------ Document passage

I have such a love/exasperated (can’t say ‘hate’- I ‘d never hate them) relationship with U2. They have made some of my favourite music. Seriously. So many of their songs figure prominently in the continually developing soundtrack that is my life. But man, some of the stuff that comes out of Bono’s mouth these days…
The other day Pete Yorn- a fabulous singer-songwriter who I follow on the Facebook (seriously, check him out. Great stuff)- was asking people to name their fave U2 song. It got me thinking. There are a whole lot of great ones to choose from. As I say, they are a formative/foundational band in the development of my youthful love of music.
This one is near the top:
‘Don’t believe the Devil, I don’t believe his book’
Sure, the song is (at least partly) about the unauthorized biography/biographer of John Lennon, but the imagery of the devil and ‘his’ book is just tootoo apt, in my humble opinion. The creators/recorders/redactors of the mythology, theodicy, rules and rituals of diverse and often-disparate biblical literature assigned a whole load of culpability to one figure- and those minions who chose to follow him in rebellion.
‘But the truth is not the same without the lies he made up.’
We use the devil to illustrate the opposite of what is ‘right’ and proper. Without him- and the many ‘wrongs’ he manages to consistently and continually tempt us to execute- we have a great deal of difficulty determining proper course.

------------

Instruction a: Using the post about U2, decide whether each statement agrees with it: (i) the writer hates U2; (ii) Pete Yorn asked people to name their favorite U2 song; (iii) the quoted song is at least partly about the unauthorized biography of John Lennon. Answer yes or no for each, quoting the deciding words.

------ Input material

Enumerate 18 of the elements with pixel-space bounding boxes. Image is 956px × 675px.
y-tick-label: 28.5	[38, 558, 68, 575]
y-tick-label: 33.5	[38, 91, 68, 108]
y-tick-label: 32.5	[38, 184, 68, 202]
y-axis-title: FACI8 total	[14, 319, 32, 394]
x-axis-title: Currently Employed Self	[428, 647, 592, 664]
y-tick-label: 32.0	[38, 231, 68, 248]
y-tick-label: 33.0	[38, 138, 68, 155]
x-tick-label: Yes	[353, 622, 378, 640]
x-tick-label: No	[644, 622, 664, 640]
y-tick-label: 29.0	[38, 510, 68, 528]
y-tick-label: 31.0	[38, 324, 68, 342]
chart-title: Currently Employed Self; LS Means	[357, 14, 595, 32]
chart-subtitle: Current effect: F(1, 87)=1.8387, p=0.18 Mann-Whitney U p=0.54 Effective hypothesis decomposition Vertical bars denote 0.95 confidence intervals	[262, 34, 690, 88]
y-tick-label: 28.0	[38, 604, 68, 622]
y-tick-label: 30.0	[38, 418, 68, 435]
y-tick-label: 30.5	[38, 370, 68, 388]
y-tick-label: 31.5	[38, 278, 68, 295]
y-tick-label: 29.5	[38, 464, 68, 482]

------------

Instruction b: Arrange every one of the lines of data as a Markdown table with the columns Row and Line, numbering the rows and omitting any blank lines.

Reply a:
(i) No: "can’t say ‘hate’- I ‘d never hate them"
(ii) Yes: "was asking people to name their fave U2 song"
(iii) Yes: "the song is (at least partly) about the unauthorized biography/biographer of John Lennon"

Reply b:
| Row | Line |
|---|---|
| 1 | Enumerate 18 of the elements with pixel-space bounding boxes. Image is 956px × 675px. |
| 2 | y-tick-label: 28.5	[38, 558, 68, 575] |
| 3 | y-tick-label: 33.5	[38, 91, 68, 108] |
| 4 | y-tick-label: 32.5	[38, 184, 68, 202] |
| 5 | y-axis-title: FACI8 total	[14, 319, 32, 394] |
| 6 | x-axis-title: Currently Employed Self	[428, 647, 592, 664] |
| 7 | y-tick-label: 32.0	[38, 231, 68, 248] |
| 8 | y-tick-label: 33.0	[38, 138, 68, 155] |
| 9 | x-tick-label: Yes	[353, 622, 378, 640] |
| 10 | x-tick-label: No	[644, 622, 664, 640] |
| 11 | y-tick-label: 29.0	[38, 510, 68, 528] |
| 12 | y-tick-label: 31.0	[38, 324, 68, 342] |
| 13 | chart-title: Currently Employed Self; LS Means	[357, 14, 595, 32] |
| 14 | chart-subtitle: Current effect: F(1, 87)=1.8387, p=0.18 Mann-Whitney U p=0.54 Effective hypothesis decomposition Vertical bars denote 0.95 confidence intervals	[262, 34, 690, 88] |
| 15 | y-tick-label: 28.0	[38, 604, 68, 622] |
| 16 | y-tick-label: 30.0	[38, 418, 68, 435] |
| 17 | y-tick-label: 30.5	[38, 370, 68, 388] |
| 18 | y-tick-label: 31.5	[38, 278, 68, 295] |
| 19 | y-tick-label: 29.5	[38, 464, 68, 482] |